TASK GOAL: Copy out the lines that have "Step" in them.

═════ ITEMS ═════

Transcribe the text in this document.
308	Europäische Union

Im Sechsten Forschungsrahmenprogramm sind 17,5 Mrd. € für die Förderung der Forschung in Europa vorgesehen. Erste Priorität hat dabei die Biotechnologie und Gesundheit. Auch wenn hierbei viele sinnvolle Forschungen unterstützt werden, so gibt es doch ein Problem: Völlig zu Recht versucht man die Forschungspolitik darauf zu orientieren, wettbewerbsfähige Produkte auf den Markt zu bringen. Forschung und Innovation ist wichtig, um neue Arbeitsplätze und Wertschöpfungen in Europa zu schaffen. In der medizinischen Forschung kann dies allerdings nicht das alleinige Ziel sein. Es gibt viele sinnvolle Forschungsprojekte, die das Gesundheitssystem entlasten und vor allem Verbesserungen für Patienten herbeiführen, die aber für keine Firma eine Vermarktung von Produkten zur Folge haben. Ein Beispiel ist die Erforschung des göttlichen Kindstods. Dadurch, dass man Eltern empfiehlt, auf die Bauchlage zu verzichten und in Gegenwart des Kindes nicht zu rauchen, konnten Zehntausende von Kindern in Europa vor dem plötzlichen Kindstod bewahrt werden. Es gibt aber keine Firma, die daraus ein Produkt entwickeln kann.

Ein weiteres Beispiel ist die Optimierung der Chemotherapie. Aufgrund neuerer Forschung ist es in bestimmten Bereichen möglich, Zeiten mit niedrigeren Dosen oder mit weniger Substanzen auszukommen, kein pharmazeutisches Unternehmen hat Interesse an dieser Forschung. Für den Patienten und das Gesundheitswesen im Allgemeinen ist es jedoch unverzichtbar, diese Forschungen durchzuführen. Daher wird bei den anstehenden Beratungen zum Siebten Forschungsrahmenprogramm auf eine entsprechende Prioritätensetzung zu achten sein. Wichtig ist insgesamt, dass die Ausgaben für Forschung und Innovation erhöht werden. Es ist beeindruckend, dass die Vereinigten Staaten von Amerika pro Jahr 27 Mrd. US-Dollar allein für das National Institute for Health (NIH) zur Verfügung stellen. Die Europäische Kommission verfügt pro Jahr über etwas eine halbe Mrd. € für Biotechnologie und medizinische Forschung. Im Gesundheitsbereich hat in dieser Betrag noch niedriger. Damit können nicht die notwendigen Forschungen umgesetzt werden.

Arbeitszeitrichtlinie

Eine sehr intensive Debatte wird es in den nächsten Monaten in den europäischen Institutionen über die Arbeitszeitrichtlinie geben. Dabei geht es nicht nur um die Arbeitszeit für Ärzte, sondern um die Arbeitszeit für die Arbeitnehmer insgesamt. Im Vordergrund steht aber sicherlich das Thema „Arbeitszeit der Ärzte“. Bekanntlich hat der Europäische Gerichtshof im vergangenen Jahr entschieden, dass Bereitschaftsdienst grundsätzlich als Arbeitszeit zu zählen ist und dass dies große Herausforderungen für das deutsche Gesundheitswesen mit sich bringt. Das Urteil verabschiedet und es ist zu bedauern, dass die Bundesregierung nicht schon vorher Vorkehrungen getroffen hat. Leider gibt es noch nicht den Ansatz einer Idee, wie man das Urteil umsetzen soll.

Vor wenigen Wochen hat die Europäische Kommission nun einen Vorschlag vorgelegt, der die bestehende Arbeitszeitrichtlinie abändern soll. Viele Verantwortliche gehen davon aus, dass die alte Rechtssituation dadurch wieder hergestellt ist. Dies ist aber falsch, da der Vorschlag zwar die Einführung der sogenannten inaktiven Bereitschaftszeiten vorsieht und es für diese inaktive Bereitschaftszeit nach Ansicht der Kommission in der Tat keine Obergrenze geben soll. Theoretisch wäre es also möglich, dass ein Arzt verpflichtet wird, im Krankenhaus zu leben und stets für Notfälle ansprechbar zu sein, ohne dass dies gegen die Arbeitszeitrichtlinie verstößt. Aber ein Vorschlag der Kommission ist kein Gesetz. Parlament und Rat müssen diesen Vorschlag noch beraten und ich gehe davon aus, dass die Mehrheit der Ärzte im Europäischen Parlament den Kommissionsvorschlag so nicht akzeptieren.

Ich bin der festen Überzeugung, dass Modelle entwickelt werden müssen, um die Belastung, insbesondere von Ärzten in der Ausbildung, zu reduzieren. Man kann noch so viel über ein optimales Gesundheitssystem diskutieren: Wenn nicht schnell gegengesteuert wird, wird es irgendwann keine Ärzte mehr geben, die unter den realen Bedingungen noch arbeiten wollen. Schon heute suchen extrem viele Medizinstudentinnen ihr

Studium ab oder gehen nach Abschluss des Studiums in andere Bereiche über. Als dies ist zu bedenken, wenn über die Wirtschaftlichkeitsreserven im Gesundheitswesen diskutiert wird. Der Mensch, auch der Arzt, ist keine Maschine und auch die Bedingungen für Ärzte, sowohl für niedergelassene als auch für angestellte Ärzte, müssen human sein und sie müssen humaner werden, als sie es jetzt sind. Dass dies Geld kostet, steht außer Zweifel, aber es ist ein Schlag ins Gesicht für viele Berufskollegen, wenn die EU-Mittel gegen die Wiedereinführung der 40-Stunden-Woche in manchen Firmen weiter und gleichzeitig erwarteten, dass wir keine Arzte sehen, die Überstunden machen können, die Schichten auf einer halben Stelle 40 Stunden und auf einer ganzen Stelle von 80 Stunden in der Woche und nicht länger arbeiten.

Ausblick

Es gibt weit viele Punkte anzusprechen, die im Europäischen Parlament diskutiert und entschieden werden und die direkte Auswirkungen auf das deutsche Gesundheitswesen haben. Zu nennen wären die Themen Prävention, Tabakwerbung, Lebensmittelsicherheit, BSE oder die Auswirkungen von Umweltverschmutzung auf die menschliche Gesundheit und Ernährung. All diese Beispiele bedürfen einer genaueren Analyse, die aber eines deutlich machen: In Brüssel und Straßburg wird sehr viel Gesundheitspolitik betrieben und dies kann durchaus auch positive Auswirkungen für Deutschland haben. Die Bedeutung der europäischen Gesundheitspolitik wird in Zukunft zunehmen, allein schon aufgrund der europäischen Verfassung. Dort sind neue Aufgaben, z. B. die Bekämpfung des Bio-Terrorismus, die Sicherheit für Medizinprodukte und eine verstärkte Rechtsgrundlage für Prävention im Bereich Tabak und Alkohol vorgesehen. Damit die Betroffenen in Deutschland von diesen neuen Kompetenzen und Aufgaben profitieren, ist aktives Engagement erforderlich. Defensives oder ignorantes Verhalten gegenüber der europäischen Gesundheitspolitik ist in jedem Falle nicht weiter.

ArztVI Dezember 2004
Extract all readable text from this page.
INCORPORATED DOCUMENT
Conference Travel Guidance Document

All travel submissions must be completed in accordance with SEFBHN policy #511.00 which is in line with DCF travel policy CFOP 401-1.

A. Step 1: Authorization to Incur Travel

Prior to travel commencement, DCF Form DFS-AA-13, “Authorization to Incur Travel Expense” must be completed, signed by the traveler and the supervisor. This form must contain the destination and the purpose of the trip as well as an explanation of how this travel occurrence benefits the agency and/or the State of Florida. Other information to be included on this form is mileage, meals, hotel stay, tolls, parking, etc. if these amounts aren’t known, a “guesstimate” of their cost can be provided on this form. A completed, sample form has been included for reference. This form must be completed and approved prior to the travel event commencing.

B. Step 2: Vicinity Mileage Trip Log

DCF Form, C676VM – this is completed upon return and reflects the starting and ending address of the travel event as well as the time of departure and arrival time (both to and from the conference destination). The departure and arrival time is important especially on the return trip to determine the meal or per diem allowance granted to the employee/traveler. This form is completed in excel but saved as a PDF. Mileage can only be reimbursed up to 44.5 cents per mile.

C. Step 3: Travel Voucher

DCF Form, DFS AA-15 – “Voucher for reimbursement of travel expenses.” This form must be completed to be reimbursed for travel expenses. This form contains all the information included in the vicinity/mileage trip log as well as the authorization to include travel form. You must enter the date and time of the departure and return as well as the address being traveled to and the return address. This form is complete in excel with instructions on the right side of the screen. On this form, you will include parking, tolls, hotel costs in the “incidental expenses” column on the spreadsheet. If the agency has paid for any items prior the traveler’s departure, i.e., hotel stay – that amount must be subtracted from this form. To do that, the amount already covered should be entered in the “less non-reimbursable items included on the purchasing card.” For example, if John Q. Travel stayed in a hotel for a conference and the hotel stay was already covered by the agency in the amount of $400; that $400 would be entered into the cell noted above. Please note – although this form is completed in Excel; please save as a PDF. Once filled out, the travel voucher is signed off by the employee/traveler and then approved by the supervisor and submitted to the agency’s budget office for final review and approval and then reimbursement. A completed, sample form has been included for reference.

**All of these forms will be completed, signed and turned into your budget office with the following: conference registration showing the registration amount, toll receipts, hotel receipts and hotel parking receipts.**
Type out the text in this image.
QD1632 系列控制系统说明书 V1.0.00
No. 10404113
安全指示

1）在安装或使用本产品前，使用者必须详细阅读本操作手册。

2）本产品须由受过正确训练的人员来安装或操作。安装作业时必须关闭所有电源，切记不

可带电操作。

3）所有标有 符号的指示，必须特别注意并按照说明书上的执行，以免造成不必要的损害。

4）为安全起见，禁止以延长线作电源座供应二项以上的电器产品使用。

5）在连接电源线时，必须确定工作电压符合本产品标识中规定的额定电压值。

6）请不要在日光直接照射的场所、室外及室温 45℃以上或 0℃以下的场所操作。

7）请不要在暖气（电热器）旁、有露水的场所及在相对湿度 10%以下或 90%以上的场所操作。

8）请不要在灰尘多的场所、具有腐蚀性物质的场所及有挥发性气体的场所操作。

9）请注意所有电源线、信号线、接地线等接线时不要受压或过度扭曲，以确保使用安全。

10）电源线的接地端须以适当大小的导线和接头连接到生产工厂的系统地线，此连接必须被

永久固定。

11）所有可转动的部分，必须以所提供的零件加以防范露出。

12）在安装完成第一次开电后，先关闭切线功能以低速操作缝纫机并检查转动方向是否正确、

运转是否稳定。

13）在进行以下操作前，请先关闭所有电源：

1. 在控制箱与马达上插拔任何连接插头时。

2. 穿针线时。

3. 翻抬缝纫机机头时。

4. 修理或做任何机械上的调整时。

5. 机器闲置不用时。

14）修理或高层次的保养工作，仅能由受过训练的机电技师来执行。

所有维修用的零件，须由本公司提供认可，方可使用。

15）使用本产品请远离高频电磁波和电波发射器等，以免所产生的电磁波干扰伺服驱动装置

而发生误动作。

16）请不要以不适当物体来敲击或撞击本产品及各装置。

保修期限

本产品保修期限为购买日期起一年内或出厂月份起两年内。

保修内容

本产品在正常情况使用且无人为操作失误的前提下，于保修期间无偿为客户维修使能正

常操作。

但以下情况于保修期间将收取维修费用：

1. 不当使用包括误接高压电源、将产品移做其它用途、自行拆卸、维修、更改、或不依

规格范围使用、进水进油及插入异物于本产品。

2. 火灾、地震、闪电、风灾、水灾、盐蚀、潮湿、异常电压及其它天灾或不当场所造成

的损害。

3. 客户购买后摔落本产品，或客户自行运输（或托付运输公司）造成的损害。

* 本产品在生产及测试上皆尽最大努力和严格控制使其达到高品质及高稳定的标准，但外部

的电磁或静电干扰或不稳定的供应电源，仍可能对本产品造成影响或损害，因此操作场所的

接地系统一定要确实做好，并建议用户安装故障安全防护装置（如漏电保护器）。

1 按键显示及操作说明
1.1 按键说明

═════

OUTPUT OF THE TASK:
A. Step 1: Authorization to Incur Travel
B. Step 2: Vicinity Mileage Trip Log
C. Step 3: Travel Voucher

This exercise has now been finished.